WHAT YOU WILL DO -
Write the records below out in full, character for character, with no pictures.

Data tied to figure images

════════════════

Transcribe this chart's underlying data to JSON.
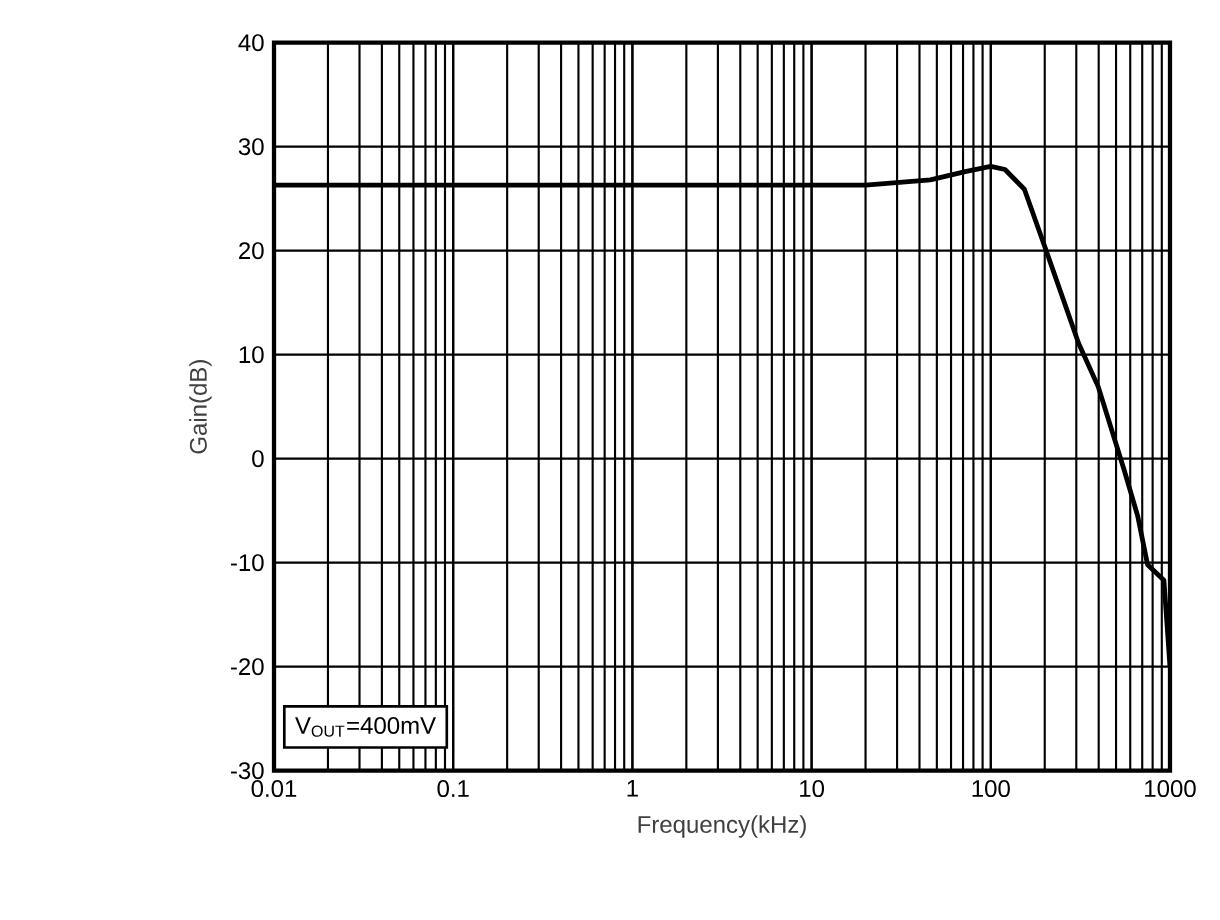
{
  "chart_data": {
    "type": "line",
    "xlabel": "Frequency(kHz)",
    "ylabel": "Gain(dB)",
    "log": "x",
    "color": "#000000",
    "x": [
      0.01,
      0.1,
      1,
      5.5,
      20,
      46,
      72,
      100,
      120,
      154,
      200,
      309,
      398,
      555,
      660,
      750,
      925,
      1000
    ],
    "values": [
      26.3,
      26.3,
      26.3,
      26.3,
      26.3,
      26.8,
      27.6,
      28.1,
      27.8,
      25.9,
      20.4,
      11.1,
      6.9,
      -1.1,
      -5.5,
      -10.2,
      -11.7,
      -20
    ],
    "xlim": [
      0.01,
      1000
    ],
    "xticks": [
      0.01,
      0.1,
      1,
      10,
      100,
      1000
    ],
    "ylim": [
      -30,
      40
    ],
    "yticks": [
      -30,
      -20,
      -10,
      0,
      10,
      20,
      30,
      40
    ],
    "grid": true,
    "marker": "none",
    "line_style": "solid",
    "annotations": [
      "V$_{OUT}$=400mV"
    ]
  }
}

════════════════

ANSWER TO THIS EXERCISE -
Transcribe this chart's underlying data to JSON.
{
  "chart_data": {
    "type": "line",
    "xlabel": "Frequency(kHz)",
    "ylabel": "Gain(dB)",
    "log": "x",
    "color": "#000000",
    "x": [
      0.01,
      0.1,
      1,
      5.5,
      20,
      46,
      72,
      100,
      120,
      154,
      200,
      309,
      398,
      555,
      660,
      750,
      925,
      1000
    ],
    "values": [
      26.3,
      26.3,
      26.3,
      26.3,
      26.3,
      26.8,
      27.6,
      28.1,
      27.8,
      25.9,
      20.4,
      11.1,
      6.9,
      -1.1,
      -5.5,
      -10.2,
      -11.7,
      -20
    ],
    "xlim": [
      0.01,
      1000
    ],
    "xticks": [
      0.01,
      0.1,
      1,
      10,
      100,
      1000
    ],
    "ylim": [
      -30,
      40
    ],
    "yticks": [
      -30,
      -20,
      -10,
      0,
      10,
      20,
      30,
      40
    ],
    "grid": true,
    "marker": "none",
    "line_style": "solid",
    "annotations": [
      "V$_{OUT}$=400mV"
    ]
  }
}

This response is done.